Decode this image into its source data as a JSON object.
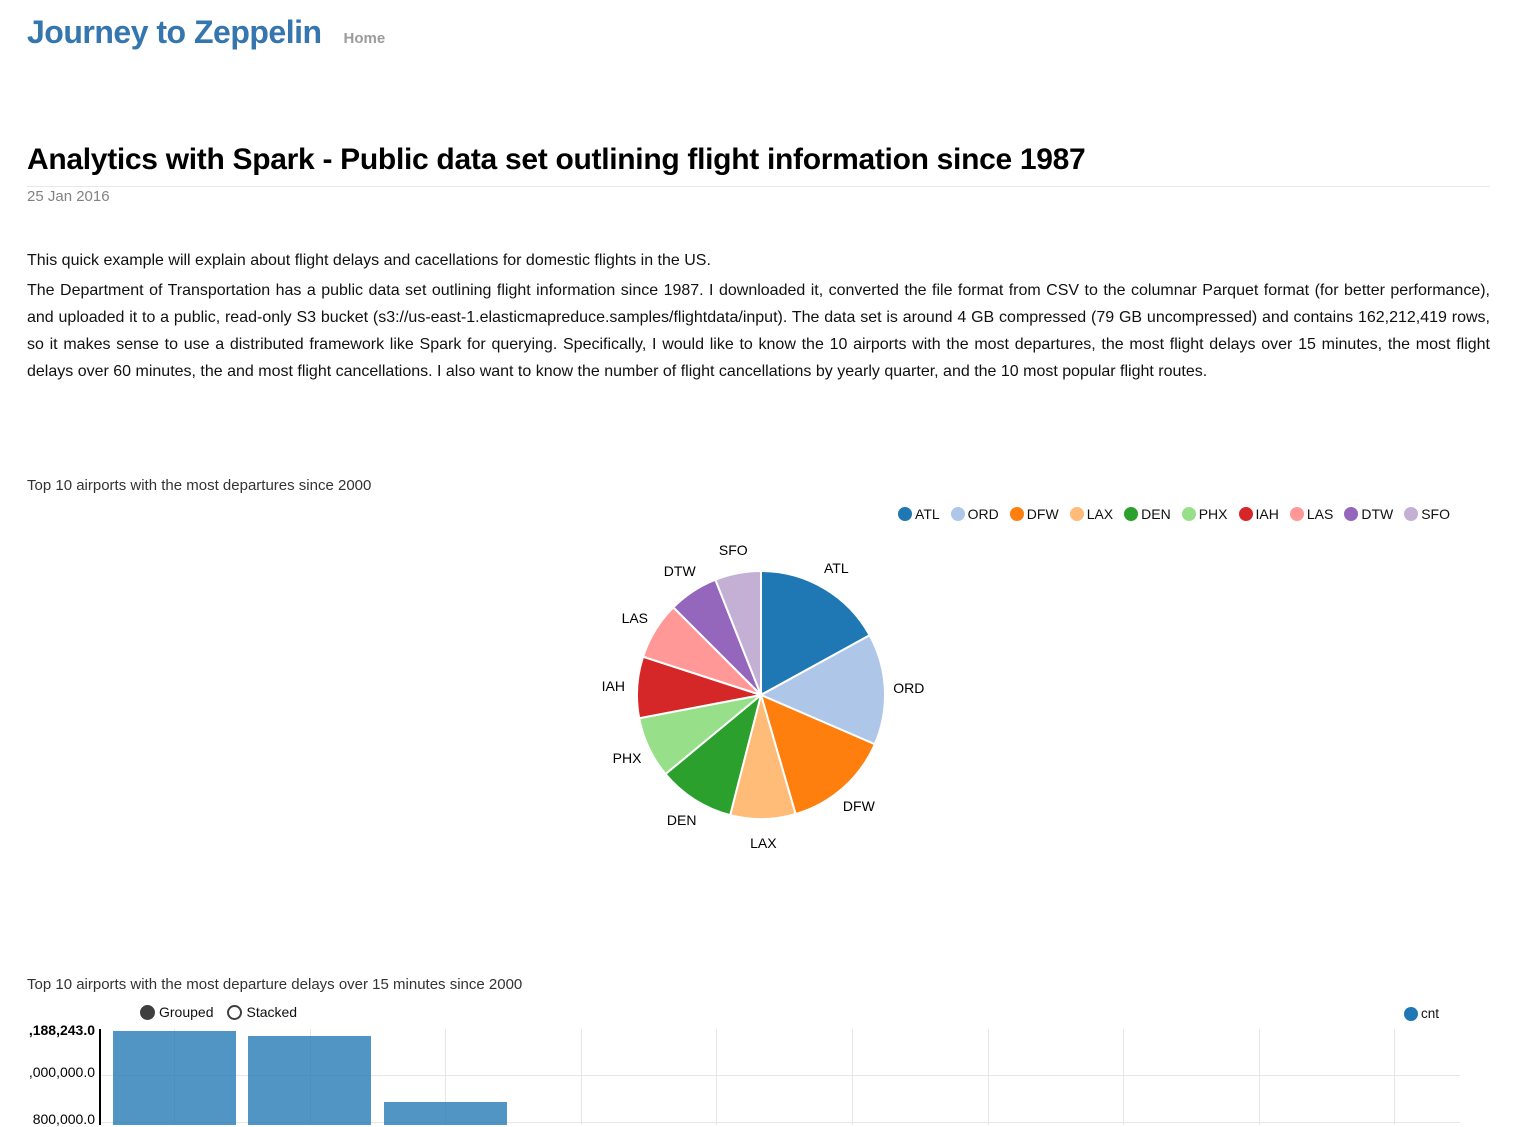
{
  "site": {
    "title": "Journey to Zeppelin",
    "nav_home": "Home"
  },
  "post": {
    "title": "Analytics with Spark - Public data set outlining flight information since 1987",
    "date": "25 Jan 2016",
    "paragraphs": [
      "This quick example will explain about flight delays and cacellations for domestic flights in the US.",
      "The Department of Transportation has a public data set outlining flight information since 1987. I downloaded it, converted the file format from CSV to the columnar Parquet format (for better performance), and uploaded it to a public, read-only S3 bucket (s3://us-east-1.elasticmapreduce.samples/flightdata/input). The data set is around 4 GB compressed (79 GB uncompressed) and contains 162,212,419 rows, so it makes sense to use a distributed framework like Spark for querying. Specifically, I would like to know the 10 airports with the most departures, the most flight delays over 15 minutes, the most flight delays over 60 minutes, the and most flight cancellations. I also want to know the number of flight cancellations by yearly quarter, and the 10 most popular flight routes."
    ]
  },
  "colors": {
    "site_title": "#3476ad",
    "nav_link": "#9b9b9b",
    "date_text": "#828282",
    "title_rule": "#e8e8e8",
    "grid": "#e7e7e7",
    "bar_fill": "rgba(31,119,180,0.78)",
    "series_cnt": "#1f77b4"
  },
  "chart_data": [
    {
      "type": "pie",
      "title": "Top 10 airports with the most departures since 2000",
      "labels": [
        "ATL",
        "ORD",
        "DFW",
        "LAX",
        "DEN",
        "PHX",
        "IAH",
        "LAS",
        "DTW",
        "SFO"
      ],
      "values_pct_estimated": [
        17,
        14.5,
        14,
        8.5,
        10,
        8,
        8,
        7.5,
        6.5,
        6
      ],
      "colors": [
        "#1f77b4",
        "#aec7e8",
        "#ff7f0e",
        "#ffbb78",
        "#2ca02c",
        "#98df8a",
        "#d62728",
        "#ff9896",
        "#9467bd",
        "#c5b0d5"
      ],
      "legend_position": "top-right",
      "labels_outside": true,
      "slice_stroke": "#ffffff"
    },
    {
      "type": "bar",
      "title": "Top 10 airports with the most departure delays over 15 minutes since 2000",
      "controls": [
        "Grouped",
        "Stacked"
      ],
      "controls_selected": "Grouped",
      "legend": [
        {
          "name": "cnt",
          "color": "#1f77b4"
        }
      ],
      "series": [
        {
          "name": "cnt",
          "values_visible": [
            1188243,
            1167000,
            883000
          ]
        }
      ],
      "y_ticks_visible": [
        {
          "label": ",188,243.0",
          "value": 1188243,
          "bold": true
        },
        {
          "label": ",000,000.0",
          "value": 1000000,
          "bold": false
        },
        {
          "label": "800,000.0",
          "value": 800000,
          "bold": false
        }
      ],
      "y_max": 1188243,
      "grid": true,
      "num_category_bands": 10,
      "note": "Chart is cut off by the bottom of the viewport; only the tops of the first three bars and the upper y-axis region are visible. X-axis labels not visible."
    }
  ]
}
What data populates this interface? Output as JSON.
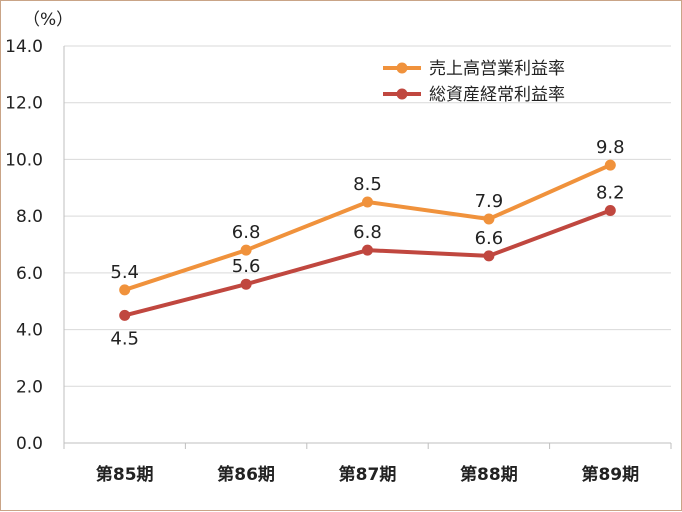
{
  "chart_data": {
    "type": "line",
    "unit_label": "（%）",
    "categories": [
      "第85期",
      "第86期",
      "第87期",
      "第88期",
      "第89期"
    ],
    "ylim": [
      0,
      14
    ],
    "yticks": [
      "0.0",
      "2.0",
      "4.0",
      "6.0",
      "8.0",
      "10.0",
      "12.0",
      "14.0"
    ],
    "grid": true,
    "legend_position": "top-right",
    "series": [
      {
        "name": "売上高営業利益率",
        "color": "#f0923c",
        "values": [
          5.4,
          6.8,
          8.5,
          7.9,
          9.8
        ],
        "labels": [
          "5.4",
          "6.8",
          "8.5",
          "7.9",
          "9.8"
        ]
      },
      {
        "name": "総資産経常利益率",
        "color": "#c0473f",
        "values": [
          4.5,
          5.6,
          6.8,
          6.6,
          8.2
        ],
        "labels": [
          "4.5",
          "5.6",
          "6.8",
          "6.6",
          "8.2"
        ]
      }
    ]
  }
}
***
-- Short task --
Exclude the images and reproduce the remaining data exactly.

-- Finished task --
Decode this image into its source data as a JSON object.
{
  "site": {
    "title": "Journey to Zeppelin",
    "nav_home": "Home"
  },
  "post": {
    "title": "Analytics with Spark - Public data set outlining flight information since 1987",
    "date": "25 Jan 2016",
    "paragraphs": [
      "This quick example will explain about flight delays and cacellations for domestic flights in the US.",
      "The Department of Transportation has a public data set outlining flight information since 1987. I downloaded it, converted the file format from CSV to the columnar Parquet format (for better performance), and uploaded it to a public, read-only S3 bucket (s3://us-east-1.elasticmapreduce.samples/flightdata/input). The data set is around 4 GB compressed (79 GB uncompressed) and contains 162,212,419 rows, so it makes sense to use a distributed framework like Spark for querying. Specifically, I would like to know the 10 airports with the most departures, the most flight delays over 15 minutes, the most flight delays over 60 minutes, the and most flight cancellations. I also want to know the number of flight cancellations by yearly quarter, and the 10 most popular flight routes."
    ]
  },
  "colors": {
    "site_title": "#3476ad",
    "nav_link": "#9b9b9b",
    "date_text": "#828282",
    "title_rule": "#e8e8e8",
    "grid": "#e7e7e7",
    "bar_fill": "rgba(31,119,180,0.78)",
    "series_cnt": "#1f77b4"
  },
  "chart_data": [
    {
      "type": "pie",
      "title": "Top 10 airports with the most departures since 2000",
      "labels": [
        "ATL",
        "ORD",
        "DFW",
        "LAX",
        "DEN",
        "PHX",
        "IAH",
        "LAS",
        "DTW",
        "SFO"
      ],
      "values_pct_estimated": [
        17,
        14.5,
        14,
        8.5,
        10,
        8,
        8,
        7.5,
        6.5,
        6
      ],
      "colors": [
        "#1f77b4",
        "#aec7e8",
        "#ff7f0e",
        "#ffbb78",
        "#2ca02c",
        "#98df8a",
        "#d62728",
        "#ff9896",
        "#9467bd",
        "#c5b0d5"
      ],
      "legend_position": "top-right",
      "labels_outside": true,
      "slice_stroke": "#ffffff"
    },
    {
      "type": "bar",
      "title": "Top 10 airports with the most departure delays over 15 minutes since 2000",
      "controls": [
        "Grouped",
        "Stacked"
      ],
      "controls_selected": "Grouped",
      "legend": [
        {
          "name": "cnt",
          "color": "#1f77b4"
        }
      ],
      "series": [
        {
          "name": "cnt",
          "values_visible": [
            1188243,
            1167000,
            883000
          ]
        }
      ],
      "y_ticks_visible": [
        {
          "label": ",188,243.0",
          "value": 1188243,
          "bold": true
        },
        {
          "label": ",000,000.0",
          "value": 1000000,
          "bold": false
        },
        {
          "label": "800,000.0",
          "value": 800000,
          "bold": false
        }
      ],
      "y_max": 1188243,
      "grid": true,
      "num_category_bands": 10,
      "note": "Chart is cut off by the bottom of the viewport; only the tops of the first three bars and the upper y-axis region are visible. X-axis labels not visible."
    }
  ]
}
What data populates this interface? Output as JSON.
{
  "chart_data": {
    "type": "line",
    "unit_label": "（%）",
    "categories": [
      "第85期",
      "第86期",
      "第87期",
      "第88期",
      "第89期"
    ],
    "ylim": [
      0,
      14
    ],
    "yticks": [
      "0.0",
      "2.0",
      "4.0",
      "6.0",
      "8.0",
      "10.0",
      "12.0",
      "14.0"
    ],
    "grid": true,
    "legend_position": "top-right",
    "series": [
      {
        "name": "売上高営業利益率",
        "color": "#f0923c",
        "values": [
          5.4,
          6.8,
          8.5,
          7.9,
          9.8
        ],
        "labels": [
          "5.4",
          "6.8",
          "8.5",
          "7.9",
          "9.8"
        ]
      },
      {
        "name": "総資産経常利益率",
        "color": "#c0473f",
        "values": [
          4.5,
          5.6,
          6.8,
          6.6,
          8.2
        ],
        "labels": [
          "4.5",
          "5.6",
          "6.8",
          "6.6",
          "8.2"
        ]
      }
    ]
  }
}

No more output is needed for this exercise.